Problem to solve = Print all of the data exactly.
-- begin The data --
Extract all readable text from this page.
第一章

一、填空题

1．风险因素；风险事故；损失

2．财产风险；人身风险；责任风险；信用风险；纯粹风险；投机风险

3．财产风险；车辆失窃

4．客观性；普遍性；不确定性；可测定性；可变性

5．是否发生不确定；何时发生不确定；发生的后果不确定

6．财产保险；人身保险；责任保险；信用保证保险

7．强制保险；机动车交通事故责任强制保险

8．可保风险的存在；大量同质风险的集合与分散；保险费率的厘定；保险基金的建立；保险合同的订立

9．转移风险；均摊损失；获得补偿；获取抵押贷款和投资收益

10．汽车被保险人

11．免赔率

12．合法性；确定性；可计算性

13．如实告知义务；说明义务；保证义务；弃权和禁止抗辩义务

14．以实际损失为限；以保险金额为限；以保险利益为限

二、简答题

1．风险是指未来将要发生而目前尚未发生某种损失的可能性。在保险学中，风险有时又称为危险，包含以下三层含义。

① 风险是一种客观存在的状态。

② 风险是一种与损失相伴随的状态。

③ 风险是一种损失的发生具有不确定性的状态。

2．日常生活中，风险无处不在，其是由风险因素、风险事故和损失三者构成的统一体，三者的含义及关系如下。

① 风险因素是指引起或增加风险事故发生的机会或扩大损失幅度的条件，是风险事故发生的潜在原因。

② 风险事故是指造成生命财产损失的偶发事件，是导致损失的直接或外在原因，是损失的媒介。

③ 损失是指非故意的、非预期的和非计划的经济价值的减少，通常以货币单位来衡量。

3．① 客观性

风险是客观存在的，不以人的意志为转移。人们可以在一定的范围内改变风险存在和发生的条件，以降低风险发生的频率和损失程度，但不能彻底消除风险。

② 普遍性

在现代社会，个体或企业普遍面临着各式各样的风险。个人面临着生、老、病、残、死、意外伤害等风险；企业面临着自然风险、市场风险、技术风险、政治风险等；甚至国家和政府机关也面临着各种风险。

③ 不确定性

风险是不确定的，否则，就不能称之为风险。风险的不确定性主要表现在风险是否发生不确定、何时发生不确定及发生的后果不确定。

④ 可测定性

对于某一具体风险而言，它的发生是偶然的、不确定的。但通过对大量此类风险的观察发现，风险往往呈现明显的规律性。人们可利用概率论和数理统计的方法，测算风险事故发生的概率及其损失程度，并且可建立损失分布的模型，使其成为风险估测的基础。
-- end The data --
Reply to the exercise =
Extract all readable text from this page.
第一章

一、填空题

1．风险因素；风险事故；损失

2．财产风险；人身风险；责任风险；信用风险；纯粹风险；投机风险

3．财产风险；车辆失窃

4．客观性；普遍性；不确定性；可测定性；可变性

5．是否发生不确定；何时发生不确定；发生的后果不确定

6．财产保险；人身保险；责任保险；信用保证保险

7．强制保险；机动车交通事故责任强制保险

8．可保风险的存在；大量同质风险的集合与分散；保险费率的厘定；保险基金的建立；保险合同的订立

9．转移风险；均摊损失；获得补偿；获取抵押贷款和投资收益

10．汽车被保险人

11．免赔率

12．合法性；确定性；可计算性

13．如实告知义务；说明义务；保证义务；弃权和禁止抗辩义务

14．以实际损失为限；以保险金额为限；以保险利益为限

二、简答题

1．风险是指未来将要发生而目前尚未发生某种损失的可能性。在保险学中，风险有时又称为危险，包含以下三层含义。

① 风险是一种客观存在的状态。

② 风险是一种与损失相伴随的状态。

③ 风险是一种损失的发生具有不确定性的状态。

2．日常生活中，风险无处不在，其是由风险因素、风险事故和损失三者构成的统一体，三者的含义及关系如下。

① 风险因素是指引起或增加风险事故发生的机会或扩大损失幅度的条件，是风险事故发生的潜在原因。

② 风险事故是指造成生命财产损失的偶发事件，是导致损失的直接或外在原因，是损失的媒介。

③ 损失是指非故意的、非预期的和非计划的经济价值的减少，通常以货币单位来衡量。

3．① 客观性

风险是客观存在的，不以人的意志为转移。人们可以在一定的范围内改变风险存在和发生的条件，以降低风险发生的频率和损失程度，但不能彻底消除风险。

② 普遍性

在现代社会，个体或企业普遍面临着各式各样的风险。个人面临着生、老、病、残、死、意外伤害等风险；企业面临着自然风险、市场风险、技术风险、政治风险等；甚至国家和政府机关也面临着各种风险。

③ 不确定性

风险是不确定的，否则，就不能称之为风险。风险的不确定性主要表现在风险是否发生不确定、何时发生不确定及发生的后果不确定。

④ 可测定性

对于某一具体风险而言，它的发生是偶然的、不确定的。但通过对大量此类风险的观察发现，风险往往呈现明显的规律性。人们可利用概率论和数理统计的方法，测算风险事故发生的概率及其损失程度，并且可建立损失分布的模型，使其成为风险估测的基础。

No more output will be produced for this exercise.